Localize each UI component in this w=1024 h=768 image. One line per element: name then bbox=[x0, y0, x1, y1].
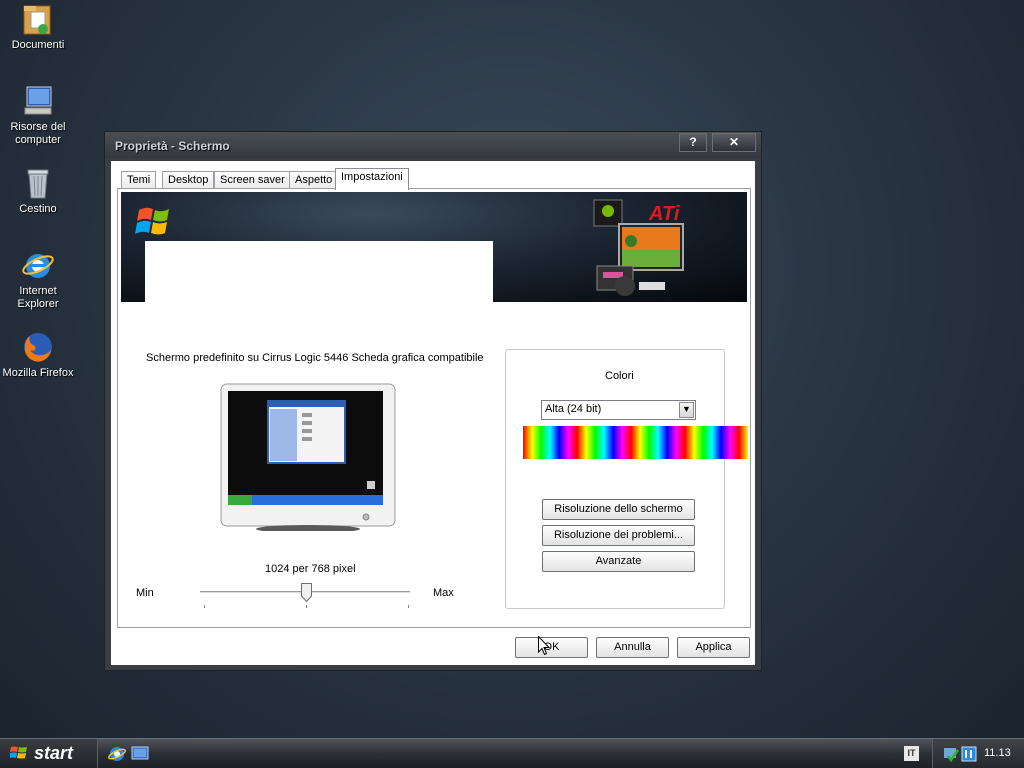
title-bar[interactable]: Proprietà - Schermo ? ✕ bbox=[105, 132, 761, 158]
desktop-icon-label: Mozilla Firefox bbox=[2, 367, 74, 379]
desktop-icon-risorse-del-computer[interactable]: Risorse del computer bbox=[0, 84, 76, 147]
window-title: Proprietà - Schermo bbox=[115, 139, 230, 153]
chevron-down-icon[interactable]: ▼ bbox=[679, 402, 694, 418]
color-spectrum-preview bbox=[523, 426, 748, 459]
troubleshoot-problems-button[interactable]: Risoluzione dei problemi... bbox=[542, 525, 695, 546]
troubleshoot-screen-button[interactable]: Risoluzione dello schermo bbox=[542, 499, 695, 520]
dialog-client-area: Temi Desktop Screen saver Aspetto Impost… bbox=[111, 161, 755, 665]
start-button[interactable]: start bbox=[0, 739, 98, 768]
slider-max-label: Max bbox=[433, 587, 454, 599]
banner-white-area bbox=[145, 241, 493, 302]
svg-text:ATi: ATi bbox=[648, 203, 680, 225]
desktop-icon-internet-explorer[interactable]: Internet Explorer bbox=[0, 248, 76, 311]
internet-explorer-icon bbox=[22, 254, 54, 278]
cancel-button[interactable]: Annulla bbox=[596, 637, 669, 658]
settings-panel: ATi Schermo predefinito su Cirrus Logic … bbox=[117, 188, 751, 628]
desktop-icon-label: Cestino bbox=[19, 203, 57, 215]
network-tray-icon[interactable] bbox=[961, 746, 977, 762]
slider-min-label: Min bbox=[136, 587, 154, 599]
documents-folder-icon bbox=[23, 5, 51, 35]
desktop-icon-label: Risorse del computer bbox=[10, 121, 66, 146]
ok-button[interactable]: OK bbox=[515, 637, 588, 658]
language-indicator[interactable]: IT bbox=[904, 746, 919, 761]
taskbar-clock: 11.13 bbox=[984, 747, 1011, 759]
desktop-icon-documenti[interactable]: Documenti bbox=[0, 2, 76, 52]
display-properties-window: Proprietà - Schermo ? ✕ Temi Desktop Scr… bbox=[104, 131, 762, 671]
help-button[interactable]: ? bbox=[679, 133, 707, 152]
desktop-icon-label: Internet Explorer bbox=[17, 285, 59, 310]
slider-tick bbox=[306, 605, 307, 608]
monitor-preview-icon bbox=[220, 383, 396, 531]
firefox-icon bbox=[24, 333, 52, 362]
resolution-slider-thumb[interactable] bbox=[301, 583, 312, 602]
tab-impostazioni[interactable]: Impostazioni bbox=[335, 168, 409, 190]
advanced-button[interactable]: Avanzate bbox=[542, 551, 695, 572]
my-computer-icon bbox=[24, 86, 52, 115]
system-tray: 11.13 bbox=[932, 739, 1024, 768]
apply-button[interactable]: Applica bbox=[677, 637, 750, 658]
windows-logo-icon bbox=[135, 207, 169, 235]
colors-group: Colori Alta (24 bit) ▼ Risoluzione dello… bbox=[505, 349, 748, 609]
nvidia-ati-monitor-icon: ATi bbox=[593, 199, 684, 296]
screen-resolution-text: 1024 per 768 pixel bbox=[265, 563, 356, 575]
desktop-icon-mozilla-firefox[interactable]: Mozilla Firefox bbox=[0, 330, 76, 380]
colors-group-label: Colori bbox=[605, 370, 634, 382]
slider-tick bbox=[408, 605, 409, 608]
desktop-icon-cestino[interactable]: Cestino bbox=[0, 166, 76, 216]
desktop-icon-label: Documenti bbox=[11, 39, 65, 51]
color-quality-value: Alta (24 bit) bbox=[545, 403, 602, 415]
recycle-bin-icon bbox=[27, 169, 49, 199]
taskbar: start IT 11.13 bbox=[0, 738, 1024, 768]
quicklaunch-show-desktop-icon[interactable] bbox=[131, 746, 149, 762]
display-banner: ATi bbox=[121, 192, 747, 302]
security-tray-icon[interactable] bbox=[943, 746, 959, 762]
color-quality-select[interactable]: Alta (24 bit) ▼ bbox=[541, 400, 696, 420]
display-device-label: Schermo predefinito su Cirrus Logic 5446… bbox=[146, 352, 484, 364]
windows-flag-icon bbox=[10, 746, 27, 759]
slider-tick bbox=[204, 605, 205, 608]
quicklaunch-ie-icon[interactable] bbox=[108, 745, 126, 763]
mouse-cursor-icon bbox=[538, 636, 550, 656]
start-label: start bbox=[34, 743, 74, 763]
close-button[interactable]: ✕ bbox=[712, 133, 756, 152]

...

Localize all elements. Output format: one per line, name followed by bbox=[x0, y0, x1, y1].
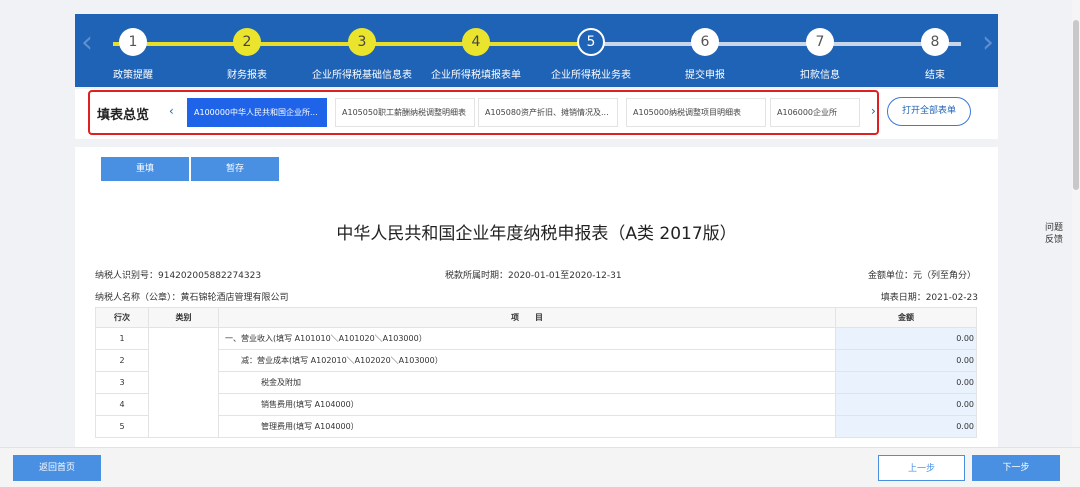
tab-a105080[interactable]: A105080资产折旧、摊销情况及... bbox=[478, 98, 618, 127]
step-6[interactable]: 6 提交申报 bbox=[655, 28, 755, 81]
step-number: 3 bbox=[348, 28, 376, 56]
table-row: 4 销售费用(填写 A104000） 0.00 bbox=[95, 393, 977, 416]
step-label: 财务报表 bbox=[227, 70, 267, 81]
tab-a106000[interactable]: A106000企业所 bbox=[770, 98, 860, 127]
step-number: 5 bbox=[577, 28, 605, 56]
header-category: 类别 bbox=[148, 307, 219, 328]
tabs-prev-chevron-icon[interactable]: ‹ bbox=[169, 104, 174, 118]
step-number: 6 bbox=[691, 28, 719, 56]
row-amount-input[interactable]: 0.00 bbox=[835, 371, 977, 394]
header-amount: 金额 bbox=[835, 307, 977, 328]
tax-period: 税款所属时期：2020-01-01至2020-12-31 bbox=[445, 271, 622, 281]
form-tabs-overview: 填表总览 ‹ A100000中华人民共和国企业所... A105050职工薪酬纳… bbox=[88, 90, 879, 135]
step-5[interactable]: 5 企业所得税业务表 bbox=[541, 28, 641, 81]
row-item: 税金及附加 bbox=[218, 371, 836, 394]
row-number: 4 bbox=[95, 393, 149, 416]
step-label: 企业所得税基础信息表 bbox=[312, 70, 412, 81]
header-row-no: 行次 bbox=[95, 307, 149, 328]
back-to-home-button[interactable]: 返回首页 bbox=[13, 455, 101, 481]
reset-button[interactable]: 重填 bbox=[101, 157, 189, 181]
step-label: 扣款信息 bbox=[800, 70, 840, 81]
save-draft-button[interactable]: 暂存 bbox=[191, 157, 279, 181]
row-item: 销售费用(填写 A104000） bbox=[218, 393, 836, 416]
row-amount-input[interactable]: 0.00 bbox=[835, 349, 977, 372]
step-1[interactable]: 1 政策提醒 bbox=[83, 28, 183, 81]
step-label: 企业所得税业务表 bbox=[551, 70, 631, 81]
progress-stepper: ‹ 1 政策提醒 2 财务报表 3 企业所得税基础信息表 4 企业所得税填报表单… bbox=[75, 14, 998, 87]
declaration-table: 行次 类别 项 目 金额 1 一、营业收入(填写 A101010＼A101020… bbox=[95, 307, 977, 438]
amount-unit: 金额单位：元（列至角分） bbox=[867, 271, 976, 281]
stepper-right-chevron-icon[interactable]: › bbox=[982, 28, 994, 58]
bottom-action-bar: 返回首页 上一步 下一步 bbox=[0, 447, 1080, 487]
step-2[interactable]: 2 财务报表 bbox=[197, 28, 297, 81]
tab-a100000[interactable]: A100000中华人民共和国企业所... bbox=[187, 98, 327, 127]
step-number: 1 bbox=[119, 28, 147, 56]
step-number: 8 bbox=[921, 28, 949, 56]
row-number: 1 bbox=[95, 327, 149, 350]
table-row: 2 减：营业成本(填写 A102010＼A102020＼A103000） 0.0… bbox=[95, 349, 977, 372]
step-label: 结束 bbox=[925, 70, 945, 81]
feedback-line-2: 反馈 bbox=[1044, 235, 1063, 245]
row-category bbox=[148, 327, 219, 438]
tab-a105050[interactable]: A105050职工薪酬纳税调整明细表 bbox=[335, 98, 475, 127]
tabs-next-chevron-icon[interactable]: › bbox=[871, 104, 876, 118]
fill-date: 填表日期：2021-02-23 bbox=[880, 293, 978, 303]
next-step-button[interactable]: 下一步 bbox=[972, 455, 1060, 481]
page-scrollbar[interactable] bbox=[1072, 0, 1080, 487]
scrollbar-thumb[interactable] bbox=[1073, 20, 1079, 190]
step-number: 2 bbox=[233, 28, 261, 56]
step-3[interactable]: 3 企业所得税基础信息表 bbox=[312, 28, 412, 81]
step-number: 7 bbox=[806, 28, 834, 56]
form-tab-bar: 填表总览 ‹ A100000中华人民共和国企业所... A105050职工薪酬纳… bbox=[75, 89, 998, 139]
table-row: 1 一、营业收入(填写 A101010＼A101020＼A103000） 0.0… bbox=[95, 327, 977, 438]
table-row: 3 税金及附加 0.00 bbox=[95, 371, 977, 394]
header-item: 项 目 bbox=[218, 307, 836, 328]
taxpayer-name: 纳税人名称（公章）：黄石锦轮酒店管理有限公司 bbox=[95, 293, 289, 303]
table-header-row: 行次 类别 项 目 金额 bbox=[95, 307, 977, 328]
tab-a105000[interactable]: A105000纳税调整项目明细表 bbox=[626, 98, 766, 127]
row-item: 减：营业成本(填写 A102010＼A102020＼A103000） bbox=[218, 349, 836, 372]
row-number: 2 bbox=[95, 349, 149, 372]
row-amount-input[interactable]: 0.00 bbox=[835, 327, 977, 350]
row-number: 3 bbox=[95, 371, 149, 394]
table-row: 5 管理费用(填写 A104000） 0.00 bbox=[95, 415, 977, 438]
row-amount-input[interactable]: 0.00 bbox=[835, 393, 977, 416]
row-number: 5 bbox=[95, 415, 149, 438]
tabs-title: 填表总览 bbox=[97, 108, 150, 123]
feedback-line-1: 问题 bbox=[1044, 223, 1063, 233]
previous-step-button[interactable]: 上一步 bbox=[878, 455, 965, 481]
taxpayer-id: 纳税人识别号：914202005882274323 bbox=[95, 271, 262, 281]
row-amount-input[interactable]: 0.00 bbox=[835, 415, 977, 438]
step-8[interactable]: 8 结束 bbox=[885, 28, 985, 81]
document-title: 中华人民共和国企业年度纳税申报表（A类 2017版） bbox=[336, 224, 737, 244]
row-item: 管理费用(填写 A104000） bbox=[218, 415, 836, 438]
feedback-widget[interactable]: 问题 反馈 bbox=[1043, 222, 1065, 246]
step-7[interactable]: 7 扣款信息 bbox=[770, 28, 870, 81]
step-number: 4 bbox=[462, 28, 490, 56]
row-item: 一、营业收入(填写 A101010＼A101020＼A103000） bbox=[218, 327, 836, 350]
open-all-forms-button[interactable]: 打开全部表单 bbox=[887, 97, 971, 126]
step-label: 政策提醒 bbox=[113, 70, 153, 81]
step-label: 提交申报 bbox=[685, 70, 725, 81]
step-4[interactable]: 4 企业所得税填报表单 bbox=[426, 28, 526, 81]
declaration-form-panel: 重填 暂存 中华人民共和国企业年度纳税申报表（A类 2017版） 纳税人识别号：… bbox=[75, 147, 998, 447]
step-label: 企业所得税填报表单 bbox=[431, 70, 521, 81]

* * *

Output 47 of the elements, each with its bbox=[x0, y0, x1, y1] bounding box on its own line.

= EXERCISE OBJECTIVE =
Copy the rows that begin with the line containing "Localize each UI" and end with the line containing "168, 409, 190]", including both of those lines, and leave out the picture.

= FINISHED EXERCISE =
Localize each UI component in this w=1024 h=768 image. One line per element: name then bbox=[x0, y0, x1, y1].
title-bar[interactable]: Proprietà - Schermo ? ✕ bbox=[105, 132, 761, 158]
desktop-icon-label: Mozilla Firefox bbox=[2, 367, 74, 379]
desktop-icon-risorse-del-computer[interactable]: Risorse del computer bbox=[0, 84, 76, 147]
window-title: Proprietà - Schermo bbox=[115, 139, 230, 153]
chevron-down-icon[interactable]: ▼ bbox=[679, 402, 694, 418]
color-spectrum-preview bbox=[523, 426, 748, 459]
troubleshoot-problems-button[interactable]: Risoluzione dei problemi... bbox=[542, 525, 695, 546]
troubleshoot-screen-button[interactable]: Risoluzione dello schermo bbox=[542, 499, 695, 520]
dialog-client-area: Temi Desktop Screen saver Aspetto Impost… bbox=[111, 161, 755, 665]
start-button[interactable]: start bbox=[0, 739, 98, 768]
slider-max-label: Max bbox=[433, 587, 454, 599]
banner-white-area bbox=[145, 241, 493, 302]
svg-text:ATi: ATi bbox=[648, 203, 680, 225]
desktop-icon-internet-explorer[interactable]: Internet Explorer bbox=[0, 248, 76, 311]
internet-explorer-icon bbox=[22, 254, 54, 278]
cancel-button[interactable]: Annulla bbox=[596, 637, 669, 658]
settings-panel: ATi Schermo predefinito su Cirrus Logic … bbox=[117, 188, 751, 628]
desktop-icon-label: Cestino bbox=[19, 203, 57, 215]
network-tray-icon[interactable] bbox=[961, 746, 977, 762]
slider-min-label: Min bbox=[136, 587, 154, 599]
documents-folder-icon bbox=[23, 5, 51, 35]
desktop-icon-label: Risorse del computer bbox=[10, 121, 66, 146]
ok-button[interactable]: OK bbox=[515, 637, 588, 658]
language-indicator[interactable]: IT bbox=[904, 746, 919, 761]
taskbar-clock: 11.13 bbox=[984, 747, 1011, 759]
desktop-icon-documenti[interactable]: Documenti bbox=[0, 2, 76, 52]
display-properties-window: Proprietà - Schermo ? ✕ Temi Desktop Scr… bbox=[104, 131, 762, 671]
help-button[interactable]: ? bbox=[679, 133, 707, 152]
desktop-icon-label: Internet Explorer bbox=[17, 285, 59, 310]
slider-tick bbox=[306, 605, 307, 608]
monitor-preview-icon bbox=[220, 383, 396, 531]
firefox-icon bbox=[24, 333, 52, 362]
resolution-slider-thumb[interactable] bbox=[301, 583, 312, 602]
tab-impostazioni[interactable]: Impostazioni bbox=[335, 168, 409, 190]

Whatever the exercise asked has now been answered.